=== Required work ===
Wherever the word "Республика" turns up in a line of the entries, copy that line.

=== Listing ===

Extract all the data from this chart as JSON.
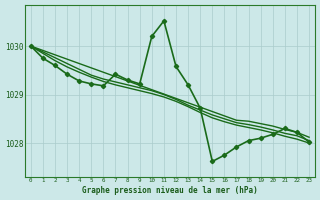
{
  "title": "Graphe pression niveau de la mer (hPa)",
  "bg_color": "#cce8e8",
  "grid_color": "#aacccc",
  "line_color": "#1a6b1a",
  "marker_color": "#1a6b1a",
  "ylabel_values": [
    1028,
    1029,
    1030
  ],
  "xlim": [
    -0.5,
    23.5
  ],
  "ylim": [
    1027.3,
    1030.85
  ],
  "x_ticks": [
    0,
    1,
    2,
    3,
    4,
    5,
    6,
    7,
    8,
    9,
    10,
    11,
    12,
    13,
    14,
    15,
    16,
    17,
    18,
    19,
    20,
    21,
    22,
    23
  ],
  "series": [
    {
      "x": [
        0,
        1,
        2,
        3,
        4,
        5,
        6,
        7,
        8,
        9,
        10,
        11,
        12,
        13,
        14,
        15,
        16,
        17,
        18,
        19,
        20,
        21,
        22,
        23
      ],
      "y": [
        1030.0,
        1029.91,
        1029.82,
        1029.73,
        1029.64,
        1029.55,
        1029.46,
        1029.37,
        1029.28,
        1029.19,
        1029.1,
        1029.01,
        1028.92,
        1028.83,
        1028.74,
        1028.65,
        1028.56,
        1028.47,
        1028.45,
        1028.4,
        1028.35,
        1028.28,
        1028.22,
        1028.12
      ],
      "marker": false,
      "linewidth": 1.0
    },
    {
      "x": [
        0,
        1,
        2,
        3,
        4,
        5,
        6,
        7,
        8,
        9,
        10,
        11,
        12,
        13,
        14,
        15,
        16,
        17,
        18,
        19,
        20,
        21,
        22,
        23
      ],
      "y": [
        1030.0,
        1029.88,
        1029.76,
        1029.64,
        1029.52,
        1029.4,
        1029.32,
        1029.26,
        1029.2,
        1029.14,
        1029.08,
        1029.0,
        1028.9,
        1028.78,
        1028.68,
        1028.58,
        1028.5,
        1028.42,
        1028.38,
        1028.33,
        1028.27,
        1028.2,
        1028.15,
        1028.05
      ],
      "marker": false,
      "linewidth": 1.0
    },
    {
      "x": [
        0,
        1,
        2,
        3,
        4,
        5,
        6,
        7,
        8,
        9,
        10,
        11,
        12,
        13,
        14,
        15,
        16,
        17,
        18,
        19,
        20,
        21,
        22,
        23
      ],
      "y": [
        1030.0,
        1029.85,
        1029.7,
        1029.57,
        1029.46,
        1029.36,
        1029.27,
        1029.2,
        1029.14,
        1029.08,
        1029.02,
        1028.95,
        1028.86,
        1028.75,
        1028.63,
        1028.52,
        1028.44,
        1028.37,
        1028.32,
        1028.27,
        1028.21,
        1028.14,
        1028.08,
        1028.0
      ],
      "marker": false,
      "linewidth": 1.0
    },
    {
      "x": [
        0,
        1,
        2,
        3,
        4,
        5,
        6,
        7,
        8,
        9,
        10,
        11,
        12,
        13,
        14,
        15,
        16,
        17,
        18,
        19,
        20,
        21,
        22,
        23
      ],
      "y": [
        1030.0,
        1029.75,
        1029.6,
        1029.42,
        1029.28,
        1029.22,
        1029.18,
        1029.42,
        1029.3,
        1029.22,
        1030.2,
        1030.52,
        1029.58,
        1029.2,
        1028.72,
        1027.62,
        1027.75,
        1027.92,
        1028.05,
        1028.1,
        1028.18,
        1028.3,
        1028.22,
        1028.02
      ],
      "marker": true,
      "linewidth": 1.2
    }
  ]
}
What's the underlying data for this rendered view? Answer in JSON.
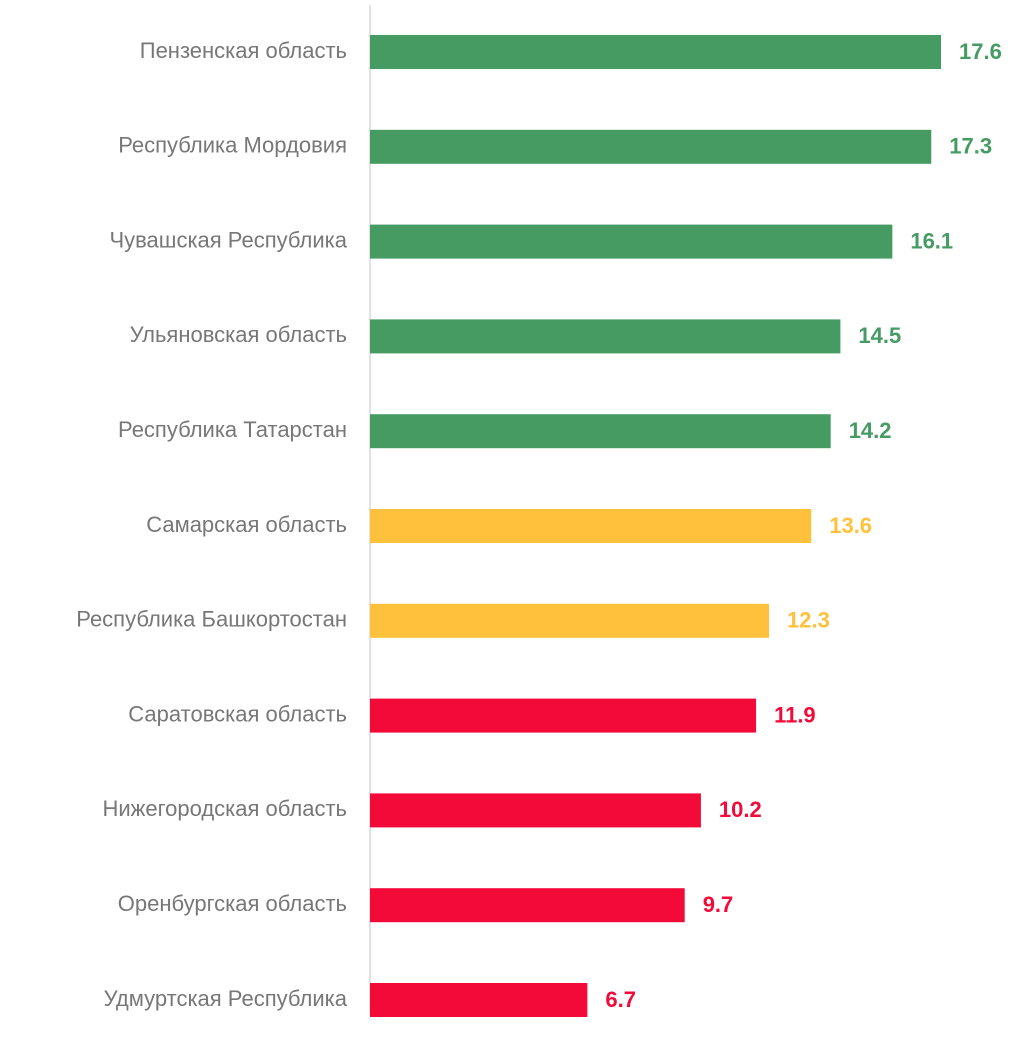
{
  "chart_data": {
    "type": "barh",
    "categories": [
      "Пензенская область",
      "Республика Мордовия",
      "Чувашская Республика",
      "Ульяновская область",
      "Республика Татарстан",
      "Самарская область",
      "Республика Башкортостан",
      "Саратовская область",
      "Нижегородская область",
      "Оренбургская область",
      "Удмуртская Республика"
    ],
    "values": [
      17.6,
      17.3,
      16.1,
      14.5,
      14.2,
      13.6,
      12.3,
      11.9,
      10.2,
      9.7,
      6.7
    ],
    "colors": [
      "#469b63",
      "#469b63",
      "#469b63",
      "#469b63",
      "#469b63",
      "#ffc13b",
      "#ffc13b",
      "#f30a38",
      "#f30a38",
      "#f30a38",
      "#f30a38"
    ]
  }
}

=== Written reply ===
      "Республика Мордовия",
      "Чувашская Республика",
      "Республика Татарстан",
      "Республика Башкортостан",
      "Удмуртская Республика"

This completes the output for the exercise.